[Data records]
Segment Open

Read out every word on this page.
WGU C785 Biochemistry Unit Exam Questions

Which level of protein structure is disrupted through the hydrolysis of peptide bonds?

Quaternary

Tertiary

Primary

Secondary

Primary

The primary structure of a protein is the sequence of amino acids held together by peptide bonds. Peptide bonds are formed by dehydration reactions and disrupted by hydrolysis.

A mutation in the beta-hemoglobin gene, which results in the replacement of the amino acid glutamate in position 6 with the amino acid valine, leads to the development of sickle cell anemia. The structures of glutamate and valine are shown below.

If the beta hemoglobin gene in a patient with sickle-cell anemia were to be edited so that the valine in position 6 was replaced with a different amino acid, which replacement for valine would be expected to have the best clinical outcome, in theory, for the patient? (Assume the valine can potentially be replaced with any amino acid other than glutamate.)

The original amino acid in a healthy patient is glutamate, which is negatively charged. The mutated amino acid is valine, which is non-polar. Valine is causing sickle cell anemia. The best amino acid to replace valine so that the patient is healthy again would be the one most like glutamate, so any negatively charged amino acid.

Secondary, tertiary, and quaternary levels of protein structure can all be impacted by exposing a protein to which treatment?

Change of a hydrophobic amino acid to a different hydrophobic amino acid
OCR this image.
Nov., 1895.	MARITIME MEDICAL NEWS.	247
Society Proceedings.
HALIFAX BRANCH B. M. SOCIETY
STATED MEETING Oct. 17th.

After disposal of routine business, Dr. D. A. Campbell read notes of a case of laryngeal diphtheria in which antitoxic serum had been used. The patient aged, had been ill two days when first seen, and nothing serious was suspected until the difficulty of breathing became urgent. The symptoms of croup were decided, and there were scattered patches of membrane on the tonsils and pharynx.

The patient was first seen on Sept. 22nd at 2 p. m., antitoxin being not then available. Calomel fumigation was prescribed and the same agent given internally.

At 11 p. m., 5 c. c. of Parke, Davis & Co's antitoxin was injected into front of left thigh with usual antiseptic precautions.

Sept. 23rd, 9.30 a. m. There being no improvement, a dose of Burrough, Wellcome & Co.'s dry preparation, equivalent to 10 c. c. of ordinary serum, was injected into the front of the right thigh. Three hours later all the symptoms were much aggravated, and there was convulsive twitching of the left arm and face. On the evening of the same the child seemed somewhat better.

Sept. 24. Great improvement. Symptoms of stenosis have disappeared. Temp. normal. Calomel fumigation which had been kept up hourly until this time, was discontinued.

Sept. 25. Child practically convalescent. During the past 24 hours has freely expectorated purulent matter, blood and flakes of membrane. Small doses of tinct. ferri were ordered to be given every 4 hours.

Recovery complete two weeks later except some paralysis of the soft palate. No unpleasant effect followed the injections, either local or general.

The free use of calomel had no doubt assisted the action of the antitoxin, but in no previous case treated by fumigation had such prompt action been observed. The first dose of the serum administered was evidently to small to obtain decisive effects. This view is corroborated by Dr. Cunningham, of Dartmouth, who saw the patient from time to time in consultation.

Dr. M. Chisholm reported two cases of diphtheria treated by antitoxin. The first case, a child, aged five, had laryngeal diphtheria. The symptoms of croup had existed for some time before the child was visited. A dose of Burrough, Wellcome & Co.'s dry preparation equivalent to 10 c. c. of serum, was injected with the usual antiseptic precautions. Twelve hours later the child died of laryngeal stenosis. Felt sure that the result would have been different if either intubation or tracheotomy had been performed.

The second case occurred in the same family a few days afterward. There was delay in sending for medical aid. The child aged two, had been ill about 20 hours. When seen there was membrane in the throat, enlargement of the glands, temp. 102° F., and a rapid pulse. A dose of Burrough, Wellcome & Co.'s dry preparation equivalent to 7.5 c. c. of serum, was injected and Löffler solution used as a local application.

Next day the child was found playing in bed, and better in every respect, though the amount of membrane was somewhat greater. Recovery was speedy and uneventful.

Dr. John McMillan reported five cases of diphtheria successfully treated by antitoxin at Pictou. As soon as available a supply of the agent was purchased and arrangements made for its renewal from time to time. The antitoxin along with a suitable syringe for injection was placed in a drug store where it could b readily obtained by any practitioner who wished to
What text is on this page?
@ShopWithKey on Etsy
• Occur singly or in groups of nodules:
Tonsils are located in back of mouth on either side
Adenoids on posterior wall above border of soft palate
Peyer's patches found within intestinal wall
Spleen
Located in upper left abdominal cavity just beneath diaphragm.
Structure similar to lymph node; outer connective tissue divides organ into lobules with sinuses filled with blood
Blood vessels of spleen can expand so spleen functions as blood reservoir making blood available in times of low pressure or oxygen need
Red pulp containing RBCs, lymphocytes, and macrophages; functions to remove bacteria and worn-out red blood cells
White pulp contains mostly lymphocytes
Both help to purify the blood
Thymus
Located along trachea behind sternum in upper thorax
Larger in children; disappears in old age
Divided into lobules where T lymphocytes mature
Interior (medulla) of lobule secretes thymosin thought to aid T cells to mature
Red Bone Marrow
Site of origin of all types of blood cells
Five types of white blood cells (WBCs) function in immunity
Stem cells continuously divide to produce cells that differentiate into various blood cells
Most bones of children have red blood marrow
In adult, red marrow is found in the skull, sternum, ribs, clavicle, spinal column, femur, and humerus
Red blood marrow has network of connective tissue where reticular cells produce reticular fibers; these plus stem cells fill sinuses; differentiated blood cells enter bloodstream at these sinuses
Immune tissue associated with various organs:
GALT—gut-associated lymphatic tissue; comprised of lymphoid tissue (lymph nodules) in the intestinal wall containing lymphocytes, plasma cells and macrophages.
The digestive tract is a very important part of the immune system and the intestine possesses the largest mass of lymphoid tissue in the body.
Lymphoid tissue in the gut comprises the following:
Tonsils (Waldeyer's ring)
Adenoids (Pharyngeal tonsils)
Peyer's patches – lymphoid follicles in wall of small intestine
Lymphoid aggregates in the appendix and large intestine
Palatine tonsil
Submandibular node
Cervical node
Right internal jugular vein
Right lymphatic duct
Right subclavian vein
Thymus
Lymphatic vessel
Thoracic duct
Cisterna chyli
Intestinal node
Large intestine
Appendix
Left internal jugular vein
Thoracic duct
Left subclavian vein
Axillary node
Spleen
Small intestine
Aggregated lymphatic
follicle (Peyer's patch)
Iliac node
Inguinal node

Segment Closed

## What the task requires
All of the records above should be given again exactly as written.

## Answer for this exercise
Read out every word on this page.
WGU C785 Biochemistry Unit Exam Questions

Which level of protein structure is disrupted through the hydrolysis of peptide bonds?

Quaternary

Tertiary

Primary

Secondary

Primary

The primary structure of a protein is the sequence of amino acids held together by peptide bonds. Peptide bonds are formed by dehydration reactions and disrupted by hydrolysis.

A mutation in the beta-hemoglobin gene, which results in the replacement of the amino acid glutamate in position 6 with the amino acid valine, leads to the development of sickle cell anemia. The structures of glutamate and valine are shown below.

If the beta hemoglobin gene in a patient with sickle-cell anemia were to be edited so that the valine in position 6 was replaced with a different amino acid, which replacement for valine would be expected to have the best clinical outcome, in theory, for the patient? (Assume the valine can potentially be replaced with any amino acid other than glutamate.)

The original amino acid in a healthy patient is glutamate, which is negatively charged. The mutated amino acid is valine, which is non-polar. Valine is causing sickle cell anemia. The best amino acid to replace valine so that the patient is healthy again would be the one most like glutamate, so any negatively charged amino acid.

Secondary, tertiary, and quaternary levels of protein structure can all be impacted by exposing a protein to which treatment?

Change of a hydrophobic amino acid to a different hydrophobic amino acid
OCR this image.
Nov., 1895.	MARITIME MEDICAL NEWS.	247
Society Proceedings.
HALIFAX BRANCH B. M. SOCIETY
STATED MEETING Oct. 17th.

After disposal of routine business, Dr. D. A. Campbell read notes of a case of laryngeal diphtheria in which antitoxic serum had been used. The patient aged, had been ill two days when first seen, and nothing serious was suspected until the difficulty of breathing became urgent. The symptoms of croup were decided, and there were scattered patches of membrane on the tonsils and pharynx.

The patient was first seen on Sept. 22nd at 2 p. m., antitoxin being not then available. Calomel fumigation was prescribed and the same agent given internally.

At 11 p. m., 5 c. c. of Parke, Davis & Co's antitoxin was injected into front of left thigh with usual antiseptic precautions.

Sept. 23rd, 9.30 a. m. There being no improvement, a dose of Burrough, Wellcome & Co.'s dry preparation, equivalent to 10 c. c. of ordinary serum, was injected into the front of the right thigh. Three hours later all the symptoms were much aggravated, and there was convulsive twitching of the left arm and face. On the evening of the same the child seemed somewhat better.

Sept. 24. Great improvement. Symptoms of stenosis have disappeared. Temp. normal. Calomel fumigation which had been kept up hourly until this time, was discontinued.

Sept. 25. Child practically convalescent. During the past 24 hours has freely expectorated purulent matter, blood and flakes of membrane. Small doses of tinct. ferri were ordered to be given every 4 hours.

Recovery complete two weeks later except some paralysis of the soft palate. No unpleasant effect followed the injections, either local or general.

The free use of calomel had no doubt assisted the action of the antitoxin, but in no previous case treated by fumigation had such prompt action been observed. The first dose of the serum administered was evidently to small to obtain decisive effects. This view is corroborated by Dr. Cunningham, of Dartmouth, who saw the patient from time to time in consultation.

Dr. M. Chisholm reported two cases of diphtheria treated by antitoxin. The first case, a child, aged five, had laryngeal diphtheria. The symptoms of croup had existed for some time before the child was visited. A dose of Burrough, Wellcome & Co.'s dry preparation equivalent to 10 c. c. of serum, was injected with the usual antiseptic precautions. Twelve hours later the child died of laryngeal stenosis. Felt sure that the result would have been different if either intubation or tracheotomy had been performed.

The second case occurred in the same family a few days afterward. There was delay in sending for medical aid. The child aged two, had been ill about 20 hours. When seen there was membrane in the throat, enlargement of the glands, temp. 102° F., and a rapid pulse. A dose of Burrough, Wellcome & Co.'s dry preparation equivalent to 7.5 c. c. of serum, was injected and Löffler solution used as a local application.

Next day the child was found playing in bed, and better in every respect, though the amount of membrane was somewhat greater. Recovery was speedy and uneventful.

Dr. John McMillan reported five cases of diphtheria successfully treated by antitoxin at Pictou. As soon as available a supply of the agent was purchased and arrangements made for its renewal from time to time. The antitoxin along with a suitable syringe for injection was placed in a drug store where it could b readily obtained by any practitioner who wished to
What text is on this page?
@ShopWithKey on Etsy
• Occur singly or in groups of nodules:
Tonsils are located in back of mouth on either side
Adenoids on posterior wall above border of soft palate
Peyer's patches found within intestinal wall
Spleen
Located in upper left abdominal cavity just beneath diaphragm.
Structure similar to lymph node; outer connective tissue divides organ into lobules with sinuses filled with blood
Blood vessels of spleen can expand so spleen functions as blood reservoir making blood available in times of low pressure or oxygen need
Red pulp containing RBCs, lymphocytes, and macrophages; functions to remove bacteria and worn-out red blood cells
White pulp contains mostly lymphocytes
Both help to purify the blood
Thymus
Located along trachea behind sternum in upper thorax
Larger in children; disappears in old age
Divided into lobules where T lymphocytes mature
Interior (medulla) of lobule secretes thymosin thought to aid T cells to mature
Red Bone Marrow
Site of origin of all types of blood cells
Five types of white blood cells (WBCs) function in immunity
Stem cells continuously divide to produce cells that differentiate into various blood cells
Most bones of children have red blood marrow
In adult, red marrow is found in the skull, sternum, ribs, clavicle, spinal column, femur, and humerus
Red blood marrow has network of connective tissue where reticular cells produce reticular fibers; these plus stem cells fill sinuses; differentiated blood cells enter bloodstream at these sinuses
Immune tissue associated with various organs:
GALT—gut-associated lymphatic tissue; comprised of lymphoid tissue (lymph nodules) in the intestinal wall containing lymphocytes, plasma cells and macrophages.
The digestive tract is a very important part of the immune system and the intestine possesses the largest mass of lymphoid tissue in the body.
Lymphoid tissue in the gut comprises the following:
Tonsils (Waldeyer's ring)
Adenoids (Pharyngeal tonsils)
Peyer's patches – lymphoid follicles in wall of small intestine
Lymphoid aggregates in the appendix and large intestine
Palatine tonsil
Submandibular node
Cervical node
Right internal jugular vein
Right lymphatic duct
Right subclavian vein
Thymus
Lymphatic vessel
Thoracic duct
Cisterna chyli
Intestinal node
Large intestine
Appendix
Left internal jugular vein
Thoracic duct
Left subclavian vein
Axillary node
Spleen
Small intestine
Aggregated lymphatic
follicle (Peyer's patch)
Iliac node
Inguinal node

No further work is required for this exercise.